[Data excerpts]
>>>

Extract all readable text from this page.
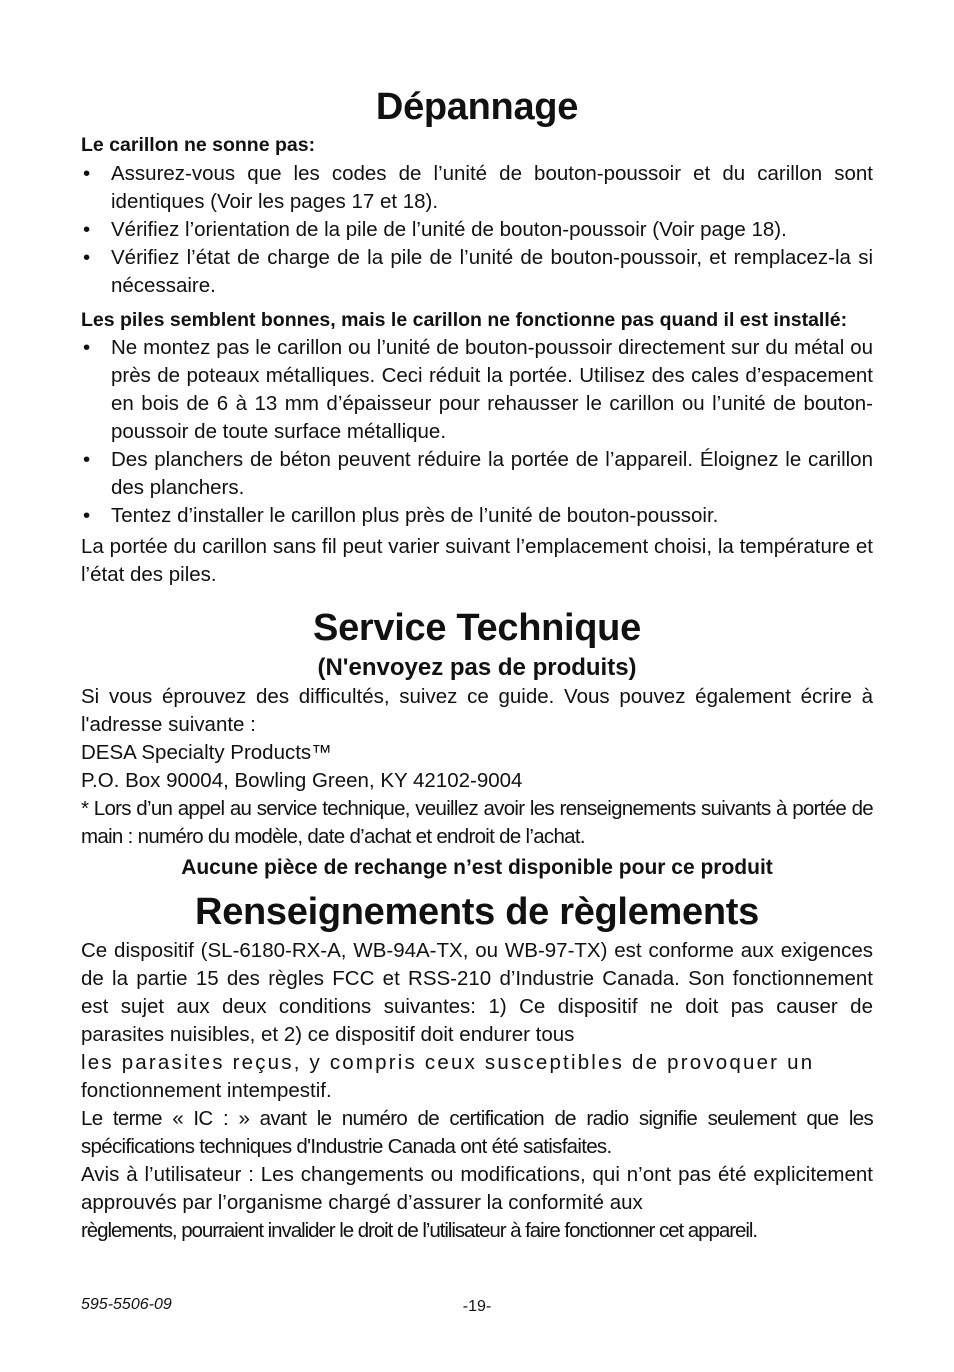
Dépannage

Le carillon ne sonne pas:

• Assurez-vous que les codes de l’unité de bouton-poussoir et du carillon sont identiques (Voir les pages 17 et 18).
• Vérifiez l’orientation de la pile de l’unité de bouton-poussoir (Voir page 18).
• Vérifiez l’état de charge de la pile de l’unité de bouton-poussoir, et remplacez-la si nécessaire.

Les piles semblent bonnes, mais le carillon ne fonctionne pas quand il est installé:

• Ne montez pas le carillon ou l’unité de bouton-poussoir directement sur du métal ou près de poteaux métalliques. Ceci réduit la portée. Utilisez des cales d’espacement en bois de 6 à 13 mm d’épaisseur pour rehausser le carillon ou l’unité de bouton-poussoir de toute surface métallique.
• Des planchers de béton peuvent réduire la portée de l’appareil. Éloignez le carillon des planchers.
• Tentez d’installer le carillon plus près de l’unité de bouton-poussoir.

La portée du carillon sans fil peut varier suivant l’emplacement choisi, la température et l’état des piles.

Service Technique
(N'envoyez pas de produits)

Si vous éprouvez des difficultés, suivez ce guide. Vous pouvez également écrire à l'adresse suivante :

DESA Specialty Products™

P.O. Box 90004, Bowling Green, KY 42102-9004

* Lors d’un appel au service technique, veuillez avoir les renseignements suivants à portée de main : numéro du modèle, date d’achat et endroit de l’achat.

Aucune pièce de rechange n’est disponible pour ce produit

Renseignements de règlements

Ce dispositif (SL-6180-RX-A, WB-94A-TX, ou WB-97-TX) est conforme aux exigences de la partie 15 des règles FCC et RSS-210 d’Industrie Canada. Son fonctionnement est sujet aux deux conditions suivantes: 1) Ce dispositif ne doit pas causer de parasites nuisibles, et 2) ce dispositif doit endurer tous

les parasites reçus, y compris ceux susceptibles de provoquer un

fonctionnement intempestif.

Le terme « IC : » avant le numéro de certification de radio signifie seulement que les spécifications techniques d'Industrie Canada ont été satisfaites.

Avis à l’utilisateur : Les changements ou modifications, qui n’ont pas été explicitement approuvés par l’organisme chargé d’assurer la conformité aux

règlements, pourraient invalider le droit de l’utilisateur à faire fonctionner cet appareil.

595-5506-09	-19-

<<<

◆ WHAT TO WORK ON: In the entries above, find each line with the word "état" and show it.

◆ SOLUTION TO THIS PROBLEM:
• Vérifiez l’état de charge de la pile de l’unité de bouton-poussoir, et remplacez-la si nécessaire.
La portée du carillon sans fil peut varier suivant l’emplacement choisi, la température et l’état des piles.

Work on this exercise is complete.